◆ **Exercise description**:
Pick out every line holding the string "Nowość" and copy it.

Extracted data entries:
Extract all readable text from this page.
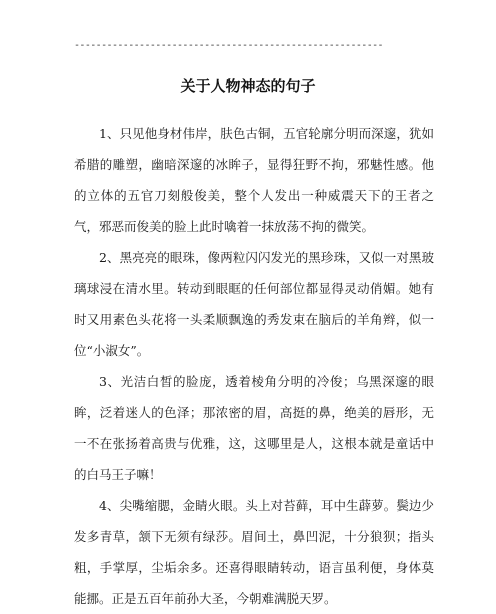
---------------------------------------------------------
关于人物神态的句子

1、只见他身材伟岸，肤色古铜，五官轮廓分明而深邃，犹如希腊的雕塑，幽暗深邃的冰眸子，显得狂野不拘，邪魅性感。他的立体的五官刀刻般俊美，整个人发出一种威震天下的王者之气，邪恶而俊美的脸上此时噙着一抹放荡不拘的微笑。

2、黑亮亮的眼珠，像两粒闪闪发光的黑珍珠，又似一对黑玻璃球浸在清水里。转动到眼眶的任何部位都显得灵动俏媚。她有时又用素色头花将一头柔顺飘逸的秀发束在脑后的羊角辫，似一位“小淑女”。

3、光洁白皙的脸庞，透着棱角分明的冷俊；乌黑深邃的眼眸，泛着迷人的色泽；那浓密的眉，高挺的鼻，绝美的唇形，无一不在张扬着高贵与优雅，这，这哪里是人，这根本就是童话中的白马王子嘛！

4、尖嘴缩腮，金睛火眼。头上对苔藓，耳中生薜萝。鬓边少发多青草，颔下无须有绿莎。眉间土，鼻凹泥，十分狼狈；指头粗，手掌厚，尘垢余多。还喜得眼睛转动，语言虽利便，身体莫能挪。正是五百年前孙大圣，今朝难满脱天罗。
---
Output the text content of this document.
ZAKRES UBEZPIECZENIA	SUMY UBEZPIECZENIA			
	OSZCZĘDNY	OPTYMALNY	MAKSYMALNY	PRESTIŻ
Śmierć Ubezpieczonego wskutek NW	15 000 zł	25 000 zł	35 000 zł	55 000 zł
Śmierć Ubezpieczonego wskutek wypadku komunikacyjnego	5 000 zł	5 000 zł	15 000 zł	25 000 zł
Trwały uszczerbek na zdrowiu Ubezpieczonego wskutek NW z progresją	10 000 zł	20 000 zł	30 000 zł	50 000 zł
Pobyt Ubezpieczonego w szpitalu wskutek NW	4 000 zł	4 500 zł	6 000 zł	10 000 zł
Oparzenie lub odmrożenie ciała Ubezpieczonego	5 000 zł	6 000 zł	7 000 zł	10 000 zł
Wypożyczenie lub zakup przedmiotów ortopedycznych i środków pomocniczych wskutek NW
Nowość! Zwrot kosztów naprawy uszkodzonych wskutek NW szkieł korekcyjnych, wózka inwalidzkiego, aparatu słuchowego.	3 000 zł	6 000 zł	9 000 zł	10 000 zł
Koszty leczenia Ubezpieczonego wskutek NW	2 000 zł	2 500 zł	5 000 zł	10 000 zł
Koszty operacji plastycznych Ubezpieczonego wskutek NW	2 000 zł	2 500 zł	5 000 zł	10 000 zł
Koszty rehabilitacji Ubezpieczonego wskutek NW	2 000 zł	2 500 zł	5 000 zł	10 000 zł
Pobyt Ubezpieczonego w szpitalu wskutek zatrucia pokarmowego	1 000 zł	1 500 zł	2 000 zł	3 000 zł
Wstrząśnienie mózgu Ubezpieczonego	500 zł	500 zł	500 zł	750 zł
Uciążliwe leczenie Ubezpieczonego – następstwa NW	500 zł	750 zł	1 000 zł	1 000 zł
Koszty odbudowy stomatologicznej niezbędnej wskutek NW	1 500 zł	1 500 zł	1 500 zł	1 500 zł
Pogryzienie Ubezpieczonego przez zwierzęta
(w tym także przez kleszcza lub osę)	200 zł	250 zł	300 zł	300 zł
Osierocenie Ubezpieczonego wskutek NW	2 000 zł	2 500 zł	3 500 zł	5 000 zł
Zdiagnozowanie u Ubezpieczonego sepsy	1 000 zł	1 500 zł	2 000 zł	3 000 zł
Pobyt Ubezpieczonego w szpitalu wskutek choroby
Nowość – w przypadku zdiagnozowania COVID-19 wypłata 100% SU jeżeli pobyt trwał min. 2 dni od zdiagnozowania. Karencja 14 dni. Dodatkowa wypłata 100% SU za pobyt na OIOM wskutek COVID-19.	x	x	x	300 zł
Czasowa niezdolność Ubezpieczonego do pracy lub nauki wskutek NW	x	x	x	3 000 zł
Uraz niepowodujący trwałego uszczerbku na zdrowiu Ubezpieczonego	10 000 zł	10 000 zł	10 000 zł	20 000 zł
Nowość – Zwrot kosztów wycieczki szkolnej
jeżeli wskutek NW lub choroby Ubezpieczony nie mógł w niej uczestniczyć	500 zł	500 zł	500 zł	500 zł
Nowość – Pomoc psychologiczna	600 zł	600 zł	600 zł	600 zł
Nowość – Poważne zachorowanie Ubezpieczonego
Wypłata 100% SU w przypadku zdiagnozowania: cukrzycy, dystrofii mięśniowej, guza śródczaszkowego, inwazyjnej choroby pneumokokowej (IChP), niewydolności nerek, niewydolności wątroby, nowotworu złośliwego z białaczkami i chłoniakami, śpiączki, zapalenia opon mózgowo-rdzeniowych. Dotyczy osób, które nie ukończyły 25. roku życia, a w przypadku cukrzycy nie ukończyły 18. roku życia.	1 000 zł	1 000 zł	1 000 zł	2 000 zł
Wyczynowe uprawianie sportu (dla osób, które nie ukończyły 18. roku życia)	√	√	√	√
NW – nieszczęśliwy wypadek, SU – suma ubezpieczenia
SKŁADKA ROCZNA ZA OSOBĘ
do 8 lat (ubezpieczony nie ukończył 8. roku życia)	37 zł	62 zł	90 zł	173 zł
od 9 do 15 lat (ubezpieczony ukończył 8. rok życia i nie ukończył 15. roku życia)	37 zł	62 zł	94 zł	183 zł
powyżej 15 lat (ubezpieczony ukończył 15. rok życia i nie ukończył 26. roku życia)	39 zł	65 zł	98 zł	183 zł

◆ **Full response**:
Nowość! Zwrot kosztów naprawy uszkodzonych wskutek NW szkieł korekcyjnych, wózka inwalidzkiego, aparatu słuchowego.	3 000 zł	6 000 zł	9 000 zł	10 000 zł
Nowość – w przypadku zdiagnozowania COVID-19 wypłata 100% SU jeżeli pobyt trwał min. 2 dni od zdiagnozowania. Karencja 14 dni. Dodatkowa wypłata 100% SU za pobyt na OIOM wskutek COVID-19.	x	x	x	300 zł
Nowość – Zwrot kosztów wycieczki szkolnej
Nowość – Pomoc psychologiczna	600 zł	600 zł	600 zł	600 zł
Nowość – Poważne zachorowanie Ubezpieczonego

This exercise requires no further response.